# MATERIAL PROVIDED:

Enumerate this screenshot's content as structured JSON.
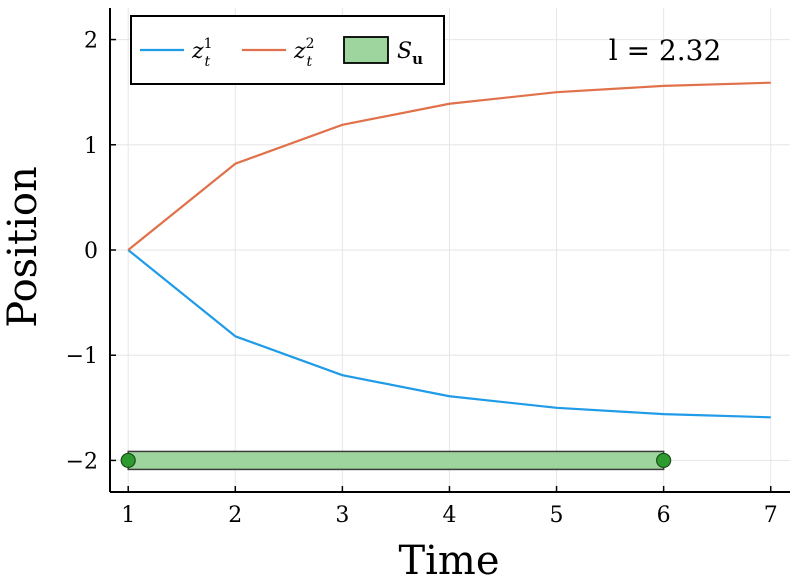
{
  "chart_data": {
    "type": "line",
    "xlabel": "Time",
    "ylabel": "Position",
    "xlim": [
      0.83,
      7.18
    ],
    "ylim": [
      -2.3,
      2.3
    ],
    "x_ticks": [
      1,
      2,
      3,
      4,
      5,
      6,
      7
    ],
    "y_ticks": [
      2,
      1,
      0,
      -1,
      -2
    ],
    "x_tick_labels": [
      "1",
      "2",
      "3",
      "4",
      "5",
      "6",
      "7"
    ],
    "y_tick_labels": [
      "2",
      "1",
      "0",
      "−1",
      "−2"
    ],
    "grid": true,
    "legend_position": "top-left",
    "annotation": "l = 2.32",
    "series": [
      {
        "name": "z_t^1",
        "label_base": "z",
        "label_sub": "t",
        "label_sup": "1",
        "color": "#1f9be8",
        "x": [
          1,
          2,
          3,
          4,
          5,
          6,
          7
        ],
        "y": [
          0,
          -0.82,
          -1.19,
          -1.39,
          -1.5,
          -1.56,
          -1.59
        ]
      },
      {
        "name": "z_t^2",
        "label_base": "z",
        "label_sub": "t",
        "label_sup": "2",
        "color": "#e0714a",
        "x": [
          1,
          2,
          3,
          4,
          5,
          6,
          7
        ],
        "y": [
          0,
          0.82,
          1.19,
          1.39,
          1.5,
          1.56,
          1.59
        ]
      }
    ],
    "interval": {
      "name": "S_u",
      "label_base": "S",
      "label_sub": "u",
      "color": "#2e9b2e",
      "fill": "#9ed49e",
      "x_start": 1,
      "x_end": 6,
      "y": -2
    }
  }
}
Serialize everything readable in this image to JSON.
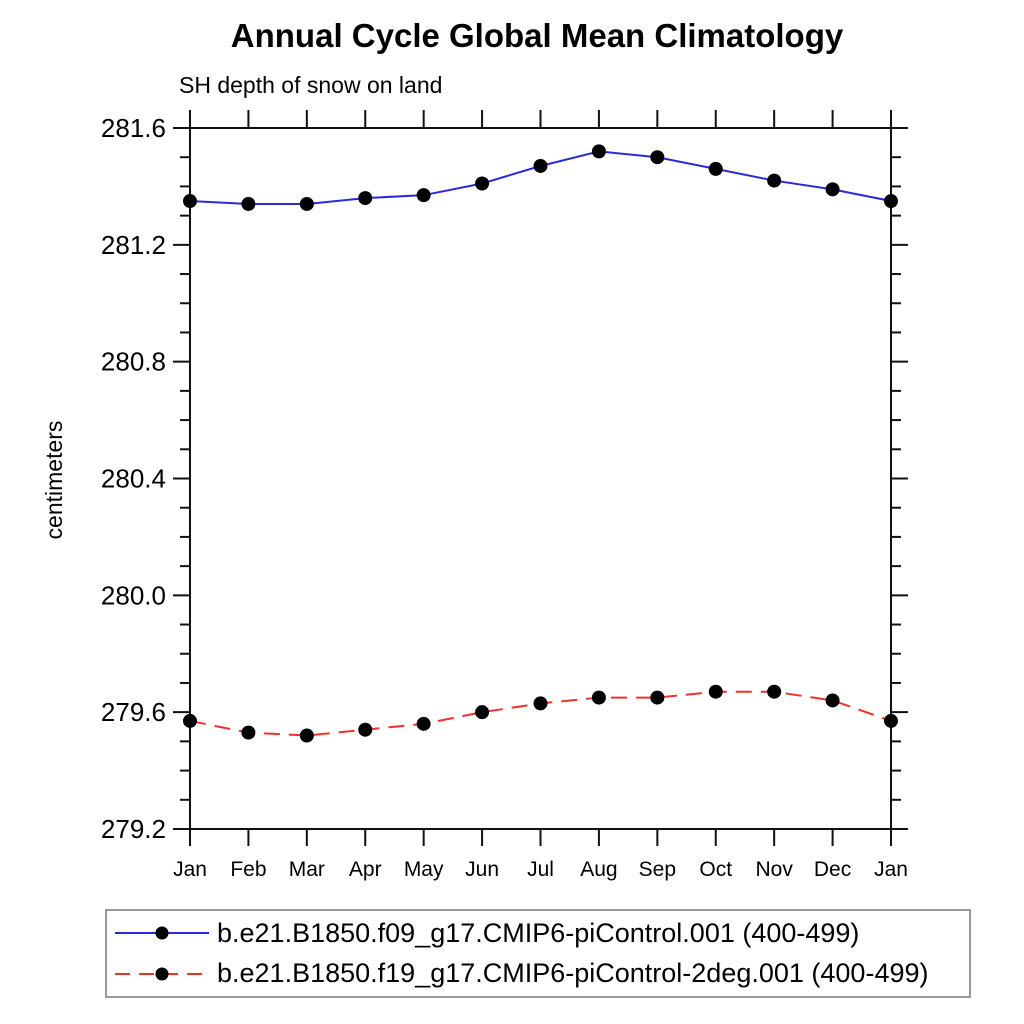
{
  "page": {
    "background": "#ffffff",
    "frame_color": "#111111",
    "text_color": "#000000"
  },
  "legend": {
    "border_color": "#999999",
    "marker_color": "#000000"
  },
  "chart_data": {
    "type": "line",
    "title": "Annual Cycle Global Mean Climatology",
    "subtitle": "SH depth of snow on land",
    "ylabel": "centimeters",
    "xlabel": "",
    "categories": [
      "Jan",
      "Feb",
      "Mar",
      "Apr",
      "May",
      "Jun",
      "Jul",
      "Aug",
      "Sep",
      "Oct",
      "Nov",
      "Dec",
      "Jan"
    ],
    "ylim": [
      279.2,
      281.6
    ],
    "y_major_step": 0.4,
    "y_minor_step": 0.1,
    "y_tick_labels": [
      "279.2",
      "279.6",
      "280.0",
      "280.4",
      "280.8",
      "281.2",
      "281.6"
    ],
    "grid": false,
    "legend_position": "bottom",
    "marker": "filled-circle",
    "marker_color": "#000000",
    "series": [
      {
        "name": "b.e21.B1850.f09_g17.CMIP6-piControl.001 (400-499)",
        "color": "#2b2bd5",
        "line_style": "solid",
        "values": [
          281.35,
          281.34,
          281.34,
          281.36,
          281.37,
          281.41,
          281.47,
          281.52,
          281.5,
          281.46,
          281.42,
          281.39,
          281.35
        ]
      },
      {
        "name": "b.e21.B1850.f19_g17.CMIP6-piControl-2deg.001 (400-499)",
        "color": "#f03030",
        "line_style": "dashed",
        "values": [
          279.57,
          279.53,
          279.52,
          279.54,
          279.56,
          279.6,
          279.63,
          279.65,
          279.65,
          279.67,
          279.67,
          279.64,
          279.57
        ]
      }
    ]
  }
}
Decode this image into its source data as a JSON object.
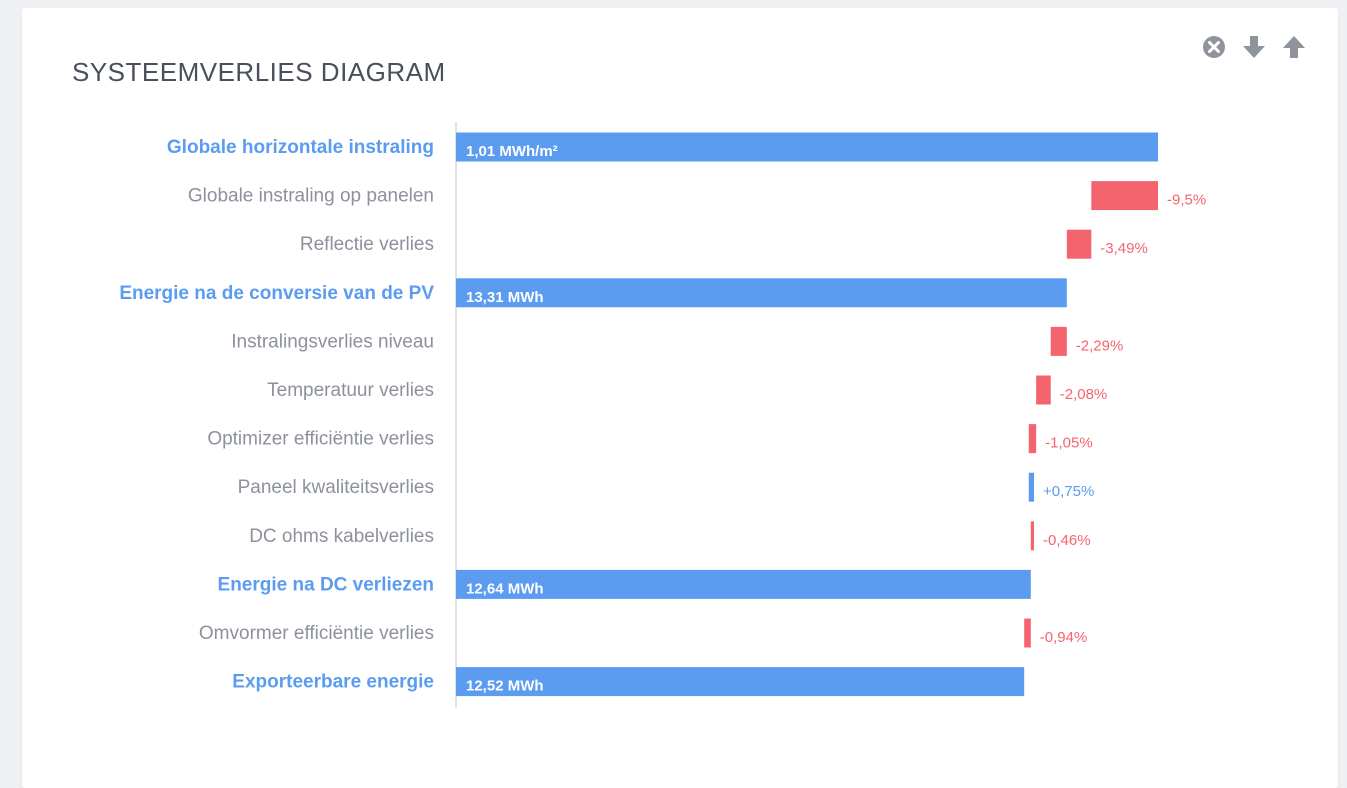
{
  "header": {
    "title": "SYSTEEMVERLIES DIAGRAM"
  },
  "actions": [
    {
      "name": "close-icon",
      "color": "#8e939c"
    },
    {
      "name": "arrow-down-icon",
      "color": "#8e939c"
    },
    {
      "name": "arrow-up-icon",
      "color": "#8e939c"
    }
  ],
  "colors": {
    "total": "#5b9cf1",
    "loss": "#f4646f",
    "gain": "#5b9cf1",
    "axis": "#dbe2ec"
  },
  "chart_data": {
    "type": "bar",
    "subtype": "waterfall",
    "orientation": "horizontal",
    "categories": [
      "Globale horizontale instraling",
      "Globale instraling op panelen",
      "Reflectie verlies",
      "Energie na de conversie van de PV",
      "Instralingsverlies niveau",
      "Temperatuur verlies",
      "Optimizer efficiëntie verlies",
      "Paneel kwaliteitsverlies",
      "DC ohms kabelverlies",
      "Energie na DC verliezen",
      "Omvormer efficiëntie verlies",
      "Exporteerbare energie"
    ],
    "kinds": [
      "total",
      "loss",
      "loss",
      "total",
      "loss",
      "loss",
      "loss",
      "gain",
      "loss",
      "total",
      "loss",
      "total"
    ],
    "labels": [
      "1,01 MWh/m²",
      "-9,5%",
      "-3,49%",
      "13,31 MWh",
      "-2,29%",
      "-2,08%",
      "-1,05%",
      "+0,75%",
      "-0,46%",
      "12,64 MWh",
      "-0,94%",
      "12,52 MWh"
    ],
    "values_pct": [
      100,
      -9.5,
      -3.49,
      null,
      -2.29,
      -2.08,
      -1.05,
      0.75,
      -0.46,
      null,
      -0.94,
      null
    ],
    "grid": false,
    "legend": "none"
  }
}
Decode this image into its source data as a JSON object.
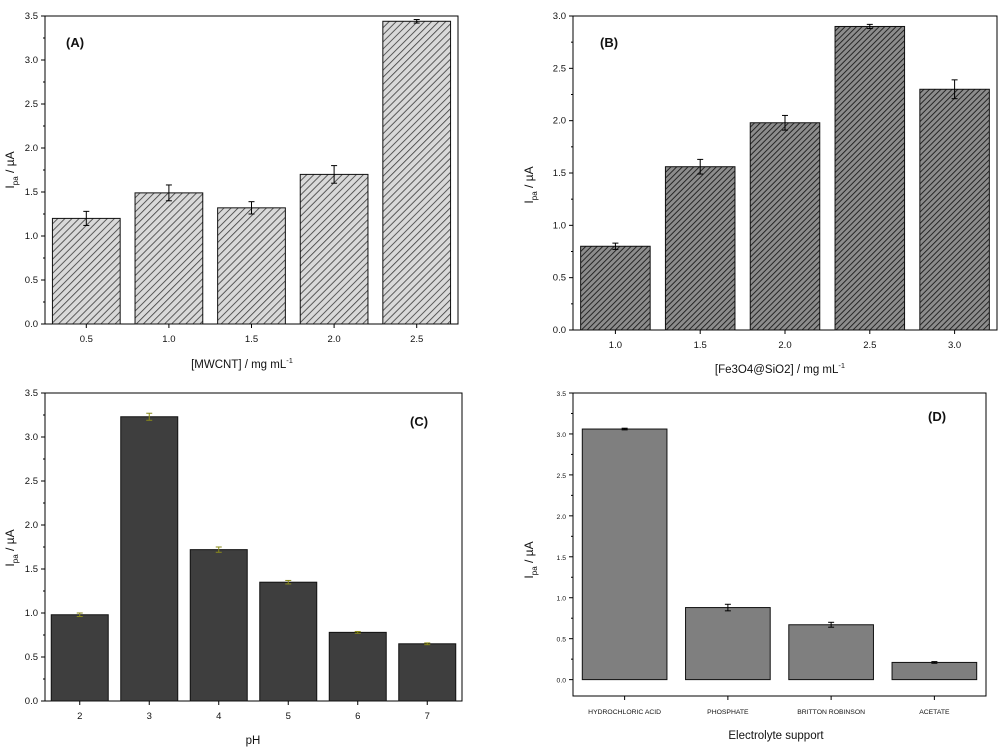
{
  "colors": {
    "axis": "#000000",
    "hatch_dark": "#1a1a1a",
    "bar_C": "#3e3e3e",
    "bar_D": "#7f7f7f",
    "err_C": "#8a8a1a"
  },
  "chart_data": [
    {
      "id": "A",
      "type": "bar",
      "title": "(A)",
      "categories": [
        "0.5",
        "1.0",
        "1.5",
        "2.0",
        "2.5"
      ],
      "values": [
        1.2,
        1.49,
        1.32,
        1.7,
        3.44
      ],
      "errors": [
        0.08,
        0.09,
        0.07,
        0.1,
        0.02
      ],
      "ylim": [
        0,
        3.5
      ],
      "yticks": [
        "0.0",
        "0.5",
        "1.0",
        "1.5",
        "2.0",
        "2.5",
        "3.0",
        "3.5"
      ],
      "xlabel": "[MWCNT]  / mg mL",
      "xlabel_sup": "-1",
      "ylabel": "I",
      "ylabel_sub": "pa",
      "ylabel_tail": " / µA",
      "fill": "hatch-light",
      "title_pos": "top-left"
    },
    {
      "id": "B",
      "type": "bar",
      "title": "(B)",
      "categories": [
        "1.0",
        "1.5",
        "2.0",
        "2.5",
        "3.0"
      ],
      "values": [
        0.8,
        1.56,
        1.98,
        2.9,
        2.3
      ],
      "errors": [
        0.03,
        0.07,
        0.07,
        0.02,
        0.09
      ],
      "ylim": [
        0,
        3.0
      ],
      "yticks": [
        "0.0",
        "0.5",
        "1.0",
        "1.5",
        "2.0",
        "2.5",
        "3.0"
      ],
      "xlabel": "[Fe3O4@SiO2]  / mg mL",
      "xlabel_sup": "-1",
      "ylabel": "I",
      "ylabel_sub": "pa",
      "ylabel_tail": " / µA",
      "fill": "hatch-dark",
      "title_pos": "top-left"
    },
    {
      "id": "C",
      "type": "bar",
      "title": "(C)",
      "categories": [
        "2",
        "3",
        "4",
        "5",
        "6",
        "7"
      ],
      "values": [
        0.98,
        3.23,
        1.72,
        1.35,
        0.78,
        0.65
      ],
      "errors": [
        0.02,
        0.04,
        0.03,
        0.02,
        0.01,
        0.01
      ],
      "ylim": [
        0,
        3.5
      ],
      "yticks": [
        "0.0",
        "0.5",
        "1.0",
        "1.5",
        "2.0",
        "2.5",
        "3.0",
        "3.5"
      ],
      "xlabel": "pH",
      "xlabel_sup": "",
      "ylabel": "I",
      "ylabel_sub": "pa",
      "ylabel_tail": " / µA",
      "fill": "solid-dark",
      "title_pos": "top-right"
    },
    {
      "id": "D",
      "type": "bar",
      "title": "(D)",
      "categories": [
        "HYDROCHLORIC ACID",
        "PHOSPHATE",
        "BRITTON ROBINSON",
        "ACETATE"
      ],
      "values": [
        3.06,
        0.88,
        0.67,
        0.21
      ],
      "errors": [
        0.01,
        0.04,
        0.03,
        0.01
      ],
      "ylim": [
        -0.2,
        3.5
      ],
      "yticks": [
        "0.0",
        "0.5",
        "1.0",
        "1.5",
        "2.0",
        "2.5",
        "3.0",
        "3.5"
      ],
      "xlabel": "Electrolyte support",
      "xlabel_sup": "",
      "ylabel": "I",
      "ylabel_sub": "pa",
      "ylabel_tail": " / µA",
      "fill": "solid-gray",
      "title_pos": "top-right"
    }
  ]
}
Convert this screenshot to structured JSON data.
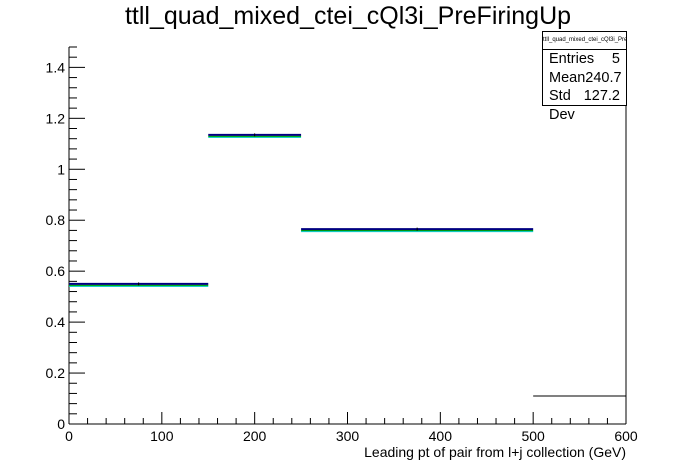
{
  "chart_data": {
    "type": "histogram",
    "title": "ttll_quad_mixed_ctei_cQl3i_PreFiringUp",
    "xlabel": "Leading pt of pair from l+j collection (GeV)",
    "ylabel": "",
    "xlim": [
      0,
      600
    ],
    "ylim": [
      0,
      1.48
    ],
    "x_ticks": [
      0,
      100,
      200,
      300,
      400,
      500,
      600
    ],
    "y_ticks": [
      0,
      0.2,
      0.4,
      0.6,
      0.8,
      1,
      1.2,
      1.4
    ],
    "x_tick_labels": [
      "0",
      "100",
      "200",
      "300",
      "400",
      "500",
      "600"
    ],
    "y_tick_labels": [
      "0",
      "0.2",
      "0.4",
      "0.6",
      "0.8",
      "1",
      "1.2",
      "1.4"
    ],
    "grid": false,
    "bins": [
      {
        "x_low": 0,
        "x_high": 150,
        "value": 0.55
      },
      {
        "x_low": 150,
        "x_high": 250,
        "value": 1.135
      },
      {
        "x_low": 250,
        "x_high": 500,
        "value": 0.765
      },
      {
        "x_low": 500,
        "x_high": 600,
        "value": 0.11
      }
    ],
    "band_colors": {
      "line": "#000080",
      "up": "#00aa00",
      "down": "#00c8c8",
      "overflow": "#000000"
    },
    "stats": {
      "name": "ttll_quad_mixed_ctei_cQl3i_PreFiringUp",
      "entries_label": "Entries",
      "entries": "5",
      "mean_label": "Mean",
      "mean": "240.7",
      "stddev_label": "Std Dev",
      "stddev": "127.2"
    }
  }
}
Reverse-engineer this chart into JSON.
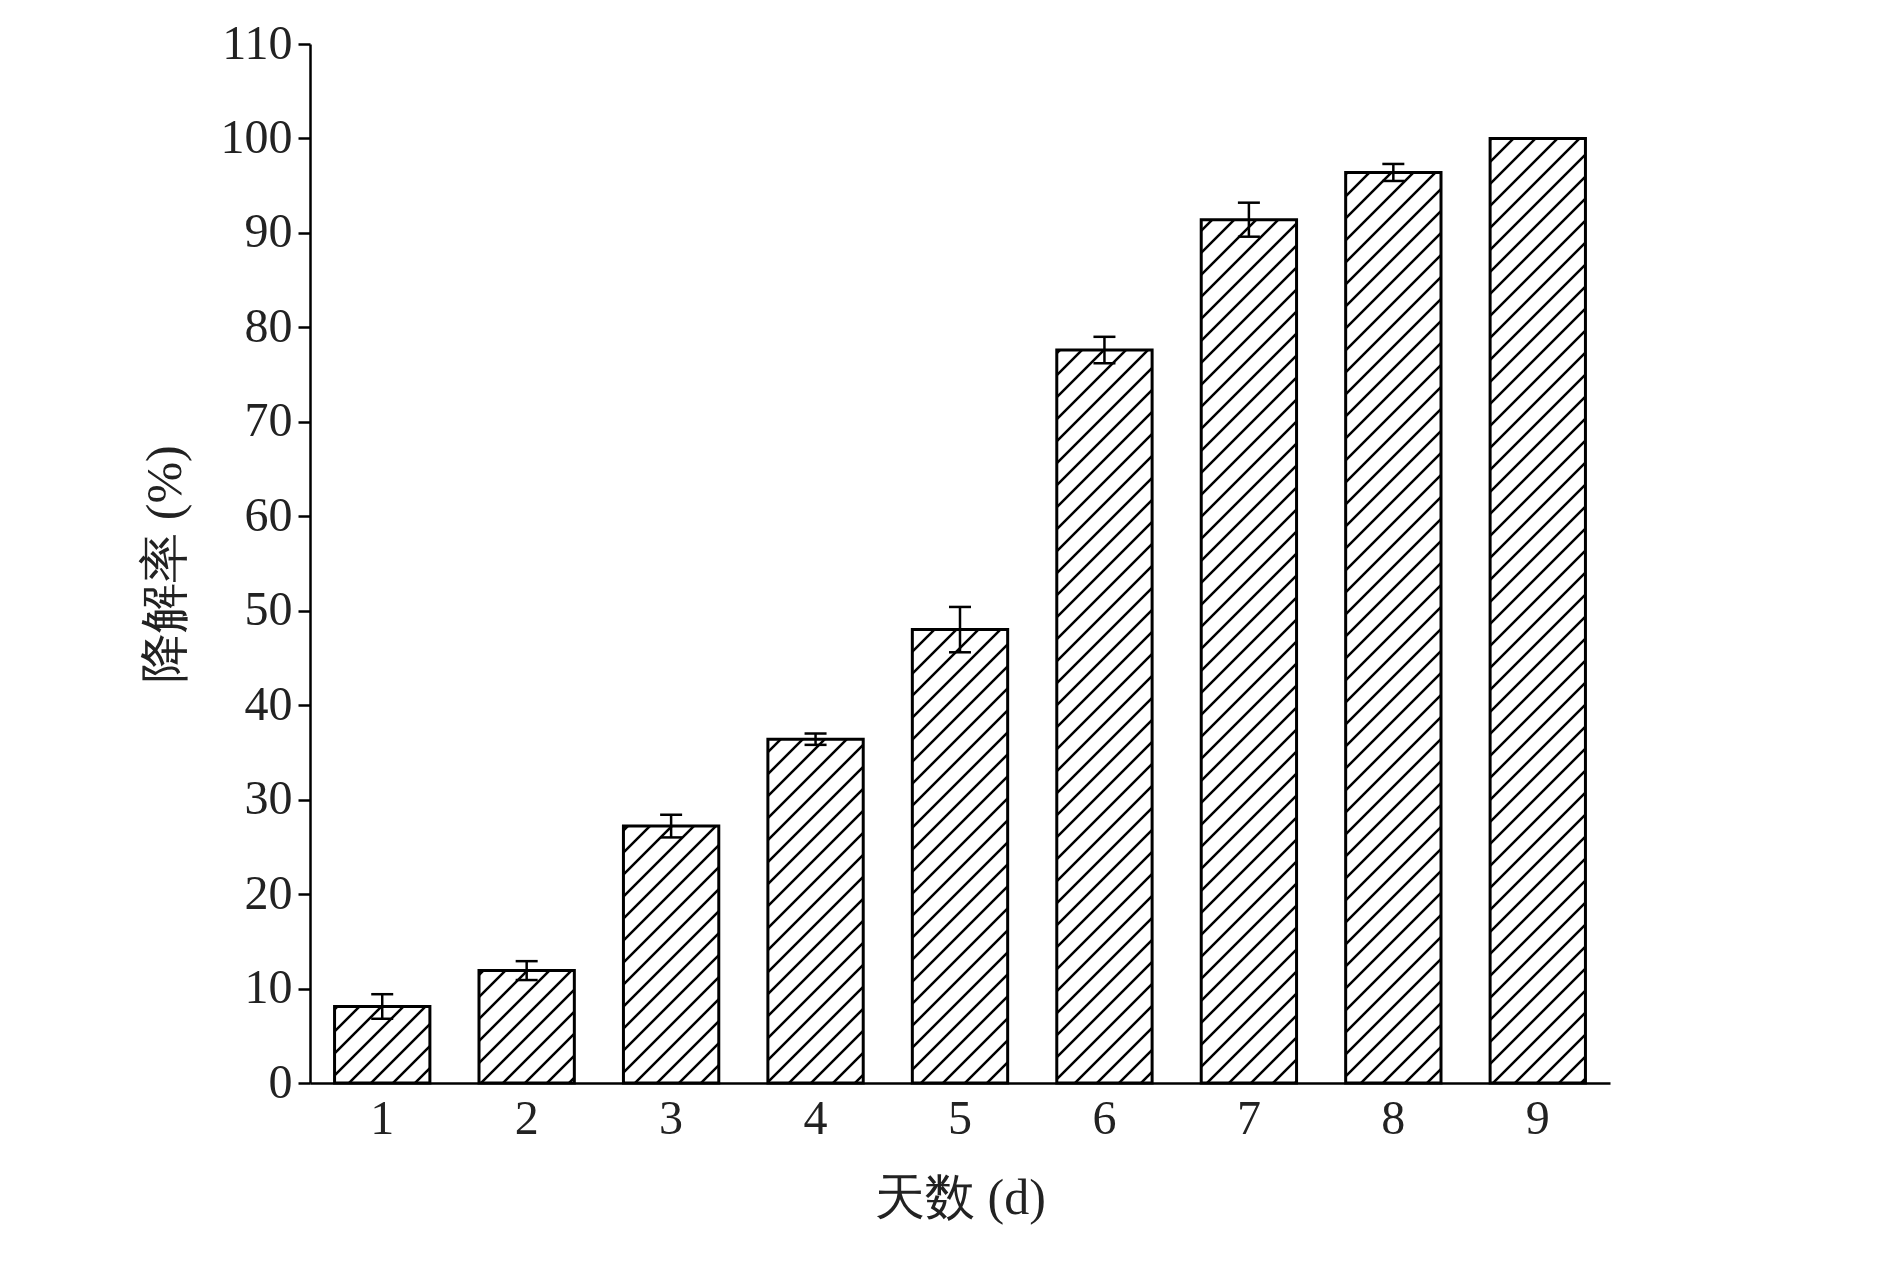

# YOUR OBJECTIVE:
Copy out exactly the lines from the one with "Convert this screenshot" through the end of the listing, both ends included, omitting any picture.

# COMPLETE ANSWER:
Convert this screenshot to structured JSON data.
{
  "chart_data": {
    "type": "histogram",
    "title": "ttll_quad_mixed_ctei_cQl3i_PreFiringUp",
    "xlabel": "Leading pt of pair from l+j collection (GeV)",
    "ylabel": "",
    "xlim": [
      0,
      600
    ],
    "ylim": [
      0,
      1.48
    ],
    "x_ticks": [
      0,
      100,
      200,
      300,
      400,
      500,
      600
    ],
    "y_ticks": [
      0,
      0.2,
      0.4,
      0.6,
      0.8,
      1,
      1.2,
      1.4
    ],
    "x_tick_labels": [
      "0",
      "100",
      "200",
      "300",
      "400",
      "500",
      "600"
    ],
    "y_tick_labels": [
      "0",
      "0.2",
      "0.4",
      "0.6",
      "0.8",
      "1",
      "1.2",
      "1.4"
    ],
    "grid": false,
    "bins": [
      {
        "x_low": 0,
        "x_high": 150,
        "value": 0.55
      },
      {
        "x_low": 150,
        "x_high": 250,
        "value": 1.135
      },
      {
        "x_low": 250,
        "x_high": 500,
        "value": 0.765
      },
      {
        "x_low": 500,
        "x_high": 600,
        "value": 0.11
      }
    ],
    "band_colors": {
      "line": "#000080",
      "up": "#00aa00",
      "down": "#00c8c8",
      "overflow": "#000000"
    },
    "stats": {
      "name": "ttll_quad_mixed_ctei_cQl3i_PreFiringUp",
      "entries_label": "Entries",
      "entries": "5",
      "mean_label": "Mean",
      "mean": "240.7",
      "stddev_label": "Std Dev",
      "stddev": "127.2"
    }
  }
}
Reverse-engineer this chart into JSON.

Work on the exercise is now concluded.